__Task__:
Could you print all the entries exactly?

====== Raw data

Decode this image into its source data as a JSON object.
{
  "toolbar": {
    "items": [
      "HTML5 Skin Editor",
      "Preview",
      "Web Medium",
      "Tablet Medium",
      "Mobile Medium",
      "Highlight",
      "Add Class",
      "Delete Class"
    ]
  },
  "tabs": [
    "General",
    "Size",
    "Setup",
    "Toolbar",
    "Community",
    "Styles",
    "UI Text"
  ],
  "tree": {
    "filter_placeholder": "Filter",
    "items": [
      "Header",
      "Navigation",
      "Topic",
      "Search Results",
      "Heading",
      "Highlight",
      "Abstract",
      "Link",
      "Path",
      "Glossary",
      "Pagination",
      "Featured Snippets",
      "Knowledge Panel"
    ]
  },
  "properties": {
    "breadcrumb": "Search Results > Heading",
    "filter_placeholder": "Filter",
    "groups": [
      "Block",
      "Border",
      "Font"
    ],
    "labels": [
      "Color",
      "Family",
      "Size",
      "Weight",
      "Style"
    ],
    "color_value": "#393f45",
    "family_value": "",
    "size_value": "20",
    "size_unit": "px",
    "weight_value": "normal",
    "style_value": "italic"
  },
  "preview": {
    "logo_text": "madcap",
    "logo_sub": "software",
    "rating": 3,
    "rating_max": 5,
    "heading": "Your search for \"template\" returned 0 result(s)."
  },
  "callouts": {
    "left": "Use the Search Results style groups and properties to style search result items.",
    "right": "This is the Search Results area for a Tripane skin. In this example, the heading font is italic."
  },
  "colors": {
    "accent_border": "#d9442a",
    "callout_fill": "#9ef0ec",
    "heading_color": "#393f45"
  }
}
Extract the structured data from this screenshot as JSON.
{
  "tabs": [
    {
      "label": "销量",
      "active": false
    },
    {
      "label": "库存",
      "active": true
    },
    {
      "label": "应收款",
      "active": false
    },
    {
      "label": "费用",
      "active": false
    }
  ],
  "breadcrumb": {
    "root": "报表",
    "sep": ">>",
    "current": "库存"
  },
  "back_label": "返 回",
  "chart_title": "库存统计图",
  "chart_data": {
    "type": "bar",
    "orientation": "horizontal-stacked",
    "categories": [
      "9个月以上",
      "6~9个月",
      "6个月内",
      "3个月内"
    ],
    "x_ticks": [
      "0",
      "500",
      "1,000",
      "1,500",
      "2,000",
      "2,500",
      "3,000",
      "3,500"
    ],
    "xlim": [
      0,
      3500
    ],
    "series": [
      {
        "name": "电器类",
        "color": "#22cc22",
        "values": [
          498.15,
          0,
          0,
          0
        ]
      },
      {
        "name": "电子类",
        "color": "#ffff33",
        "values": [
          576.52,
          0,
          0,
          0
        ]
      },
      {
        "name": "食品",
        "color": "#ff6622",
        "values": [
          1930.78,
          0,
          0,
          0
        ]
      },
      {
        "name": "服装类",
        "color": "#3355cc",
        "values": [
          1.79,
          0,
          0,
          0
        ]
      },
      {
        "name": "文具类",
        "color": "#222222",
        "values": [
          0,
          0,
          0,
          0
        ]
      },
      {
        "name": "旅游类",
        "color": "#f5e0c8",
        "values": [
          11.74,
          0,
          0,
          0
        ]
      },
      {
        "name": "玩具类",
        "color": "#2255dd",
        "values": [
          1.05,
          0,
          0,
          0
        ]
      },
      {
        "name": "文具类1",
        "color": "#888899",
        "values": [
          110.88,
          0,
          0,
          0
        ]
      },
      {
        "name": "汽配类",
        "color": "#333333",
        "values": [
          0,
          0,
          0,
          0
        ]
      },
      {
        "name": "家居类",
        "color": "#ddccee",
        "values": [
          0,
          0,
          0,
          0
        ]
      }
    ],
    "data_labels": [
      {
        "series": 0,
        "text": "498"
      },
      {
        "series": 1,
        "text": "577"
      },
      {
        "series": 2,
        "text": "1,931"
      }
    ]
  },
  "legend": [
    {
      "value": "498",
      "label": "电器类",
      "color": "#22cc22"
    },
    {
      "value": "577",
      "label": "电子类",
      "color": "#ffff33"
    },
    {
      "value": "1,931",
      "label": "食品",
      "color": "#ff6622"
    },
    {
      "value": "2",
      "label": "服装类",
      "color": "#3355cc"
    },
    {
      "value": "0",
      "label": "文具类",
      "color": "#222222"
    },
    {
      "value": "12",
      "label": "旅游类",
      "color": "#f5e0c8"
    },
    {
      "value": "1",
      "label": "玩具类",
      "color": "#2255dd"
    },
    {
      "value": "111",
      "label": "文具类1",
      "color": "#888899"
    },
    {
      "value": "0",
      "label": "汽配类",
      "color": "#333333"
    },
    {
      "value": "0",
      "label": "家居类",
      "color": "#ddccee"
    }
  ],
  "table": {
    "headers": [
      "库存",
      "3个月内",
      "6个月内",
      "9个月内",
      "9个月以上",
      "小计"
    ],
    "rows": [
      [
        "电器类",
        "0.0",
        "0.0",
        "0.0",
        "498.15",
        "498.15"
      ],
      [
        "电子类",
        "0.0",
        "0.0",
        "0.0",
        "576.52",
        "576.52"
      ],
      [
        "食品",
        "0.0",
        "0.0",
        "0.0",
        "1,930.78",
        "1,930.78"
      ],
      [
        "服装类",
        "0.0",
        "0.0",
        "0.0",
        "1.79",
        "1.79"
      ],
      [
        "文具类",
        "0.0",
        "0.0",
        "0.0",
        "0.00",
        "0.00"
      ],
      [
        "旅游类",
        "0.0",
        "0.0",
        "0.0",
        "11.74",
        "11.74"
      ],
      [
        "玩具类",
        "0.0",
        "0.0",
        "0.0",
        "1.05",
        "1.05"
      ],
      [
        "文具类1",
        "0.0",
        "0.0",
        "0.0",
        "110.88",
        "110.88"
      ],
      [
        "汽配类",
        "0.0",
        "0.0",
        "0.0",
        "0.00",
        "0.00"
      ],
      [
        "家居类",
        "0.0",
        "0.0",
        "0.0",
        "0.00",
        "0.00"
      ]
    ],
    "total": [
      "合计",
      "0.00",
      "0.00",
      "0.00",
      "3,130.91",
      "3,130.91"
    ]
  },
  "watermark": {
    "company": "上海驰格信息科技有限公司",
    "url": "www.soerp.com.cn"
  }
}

============

__Task answer__:
Decode this image into its source data as a JSON object.
{
  "toolbar": {
    "items": [
      "HTML5 Skin Editor",
      "Preview",
      "Web Medium",
      "Tablet Medium",
      "Mobile Medium",
      "Highlight",
      "Add Class",
      "Delete Class"
    ]
  },
  "tabs": [
    "General",
    "Size",
    "Setup",
    "Toolbar",
    "Community",
    "Styles",
    "UI Text"
  ],
  "tree": {
    "filter_placeholder": "Filter",
    "items": [
      "Header",
      "Navigation",
      "Topic",
      "Search Results",
      "Heading",
      "Highlight",
      "Abstract",
      "Link",
      "Path",
      "Glossary",
      "Pagination",
      "Featured Snippets",
      "Knowledge Panel"
    ]
  },
  "properties": {
    "breadcrumb": "Search Results > Heading",
    "filter_placeholder": "Filter",
    "groups": [
      "Block",
      "Border",
      "Font"
    ],
    "labels": [
      "Color",
      "Family",
      "Size",
      "Weight",
      "Style"
    ],
    "color_value": "#393f45",
    "family_value": "",
    "size_value": "20",
    "size_unit": "px",
    "weight_value": "normal",
    "style_value": "italic"
  },
  "preview": {
    "logo_text": "madcap",
    "logo_sub": "software",
    "rating": 3,
    "rating_max": 5,
    "heading": "Your search for \"template\" returned 0 result(s)."
  },
  "callouts": {
    "left": "Use the Search Results style groups and properties to style search result items.",
    "right": "This is the Search Results area for a Tripane skin. In this example, the heading font is italic."
  },
  "colors": {
    "accent_border": "#d9442a",
    "callout_fill": "#9ef0ec",
    "heading_color": "#393f45"
  }
}
Extract the structured data from this screenshot as JSON.
{
  "tabs": [
    {
      "label": "销量",
      "active": false
    },
    {
      "label": "库存",
      "active": true
    },
    {
      "label": "应收款",
      "active": false
    },
    {
      "label": "费用",
      "active": false
    }
  ],
  "breadcrumb": {
    "root": "报表",
    "sep": ">>",
    "current": "库存"
  },
  "back_label": "返 回",
  "chart_title": "库存统计图",
  "chart_data": {
    "type": "bar",
    "orientation": "horizontal-stacked",
    "categories": [
      "9个月以上",
      "6~9个月",
      "6个月内",
      "3个月内"
    ],
    "x_ticks": [
      "0",
      "500",
      "1,000",
      "1,500",
      "2,000",
      "2,500",
      "3,000",
      "3,500"
    ],
    "xlim": [
      0,
      3500
    ],
    "series": [
      {
        "name": "电器类",
        "color": "#22cc22",
        "values": [
          498.15,
          0,
          0,
          0
        ]
      },
      {
        "name": "电子类",
        "color": "#ffff33",
        "values": [
          576.52,
          0,
          0,
          0
        ]
      },
      {
        "name": "食品",
        "color": "#ff6622",
        "values": [
          1930.78,
          0,
          0,
          0
        ]
      },
      {
        "name": "服装类",
        "color": "#3355cc",
        "values": [
          1.79,
          0,
          0,
          0
        ]
      },
      {
        "name": "文具类",
        "color": "#222222",
        "values": [
          0,
          0,
          0,
          0
        ]
      },
      {
        "name": "旅游类",
        "color": "#f5e0c8",
        "values": [
          11.74,
          0,
          0,
          0
        ]
      },
      {
        "name": "玩具类",
        "color": "#2255dd",
        "values": [
          1.05,
          0,
          0,
          0
        ]
      },
      {
        "name": "文具类1",
        "color": "#888899",
        "values": [
          110.88,
          0,
          0,
          0
        ]
      },
      {
        "name": "汽配类",
        "color": "#333333",
        "values": [
          0,
          0,
          0,
          0
        ]
      },
      {
        "name": "家居类",
        "color": "#ddccee",
        "values": [
          0,
          0,
          0,
          0
        ]
      }
    ],
    "data_labels": [
      {
        "series": 0,
        "text": "498"
      },
      {
        "series": 1,
        "text": "577"
      },
      {
        "series": 2,
        "text": "1,931"
      }
    ]
  },
  "legend": [
    {
      "value": "498",
      "label": "电器类",
      "color": "#22cc22"
    },
    {
      "value": "577",
      "label": "电子类",
      "color": "#ffff33"
    },
    {
      "value": "1,931",
      "label": "食品",
      "color": "#ff6622"
    },
    {
      "value": "2",
      "label": "服装类",
      "color": "#3355cc"
    },
    {
      "value": "0",
      "label": "文具类",
      "color": "#222222"
    },
    {
      "value": "12",
      "label": "旅游类",
      "color": "#f5e0c8"
    },
    {
      "value": "1",
      "label": "玩具类",
      "color": "#2255dd"
    },
    {
      "value": "111",
      "label": "文具类1",
      "color": "#888899"
    },
    {
      "value": "0",
      "label": "汽配类",
      "color": "#333333"
    },
    {
      "value": "0",
      "label": "家居类",
      "color": "#ddccee"
    }
  ],
  "table": {
    "headers": [
      "库存",
      "3个月内",
      "6个月内",
      "9个月内",
      "9个月以上",
      "小计"
    ],
    "rows": [
      [
        "电器类",
        "0.0",
        "0.0",
        "0.0",
        "498.15",
        "498.15"
      ],
      [
        "电子类",
        "0.0",
        "0.0",
        "0.0",
        "576.52",
        "576.52"
      ],
      [
        "食品",
        "0.0",
        "0.0",
        "0.0",
        "1,930.78",
        "1,930.78"
      ],
      [
        "服装类",
        "0.0",
        "0.0",
        "0.0",
        "1.79",
        "1.79"
      ],
      [
        "文具类",
        "0.0",
        "0.0",
        "0.0",
        "0.00",
        "0.00"
      ],
      [
        "旅游类",
        "0.0",
        "0.0",
        "0.0",
        "11.74",
        "11.74"
      ],
      [
        "玩具类",
        "0.0",
        "0.0",
        "0.0",
        "1.05",
        "1.05"
      ],
      [
        "文具类1",
        "0.0",
        "0.0",
        "0.0",
        "110.88",
        "110.88"
      ],
      [
        "汽配类",
        "0.0",
        "0.0",
        "0.0",
        "0.00",
        "0.00"
      ],
      [
        "家居类",
        "0.0",
        "0.0",
        "0.0",
        "0.00",
        "0.00"
      ]
    ],
    "total": [
      "合计",
      "0.00",
      "0.00",
      "0.00",
      "3,130.91",
      "3,130.91"
    ]
  },
  "watermark": {
    "company": "上海驰格信息科技有限公司",
    "url": "www.soerp.com.cn"
  }
}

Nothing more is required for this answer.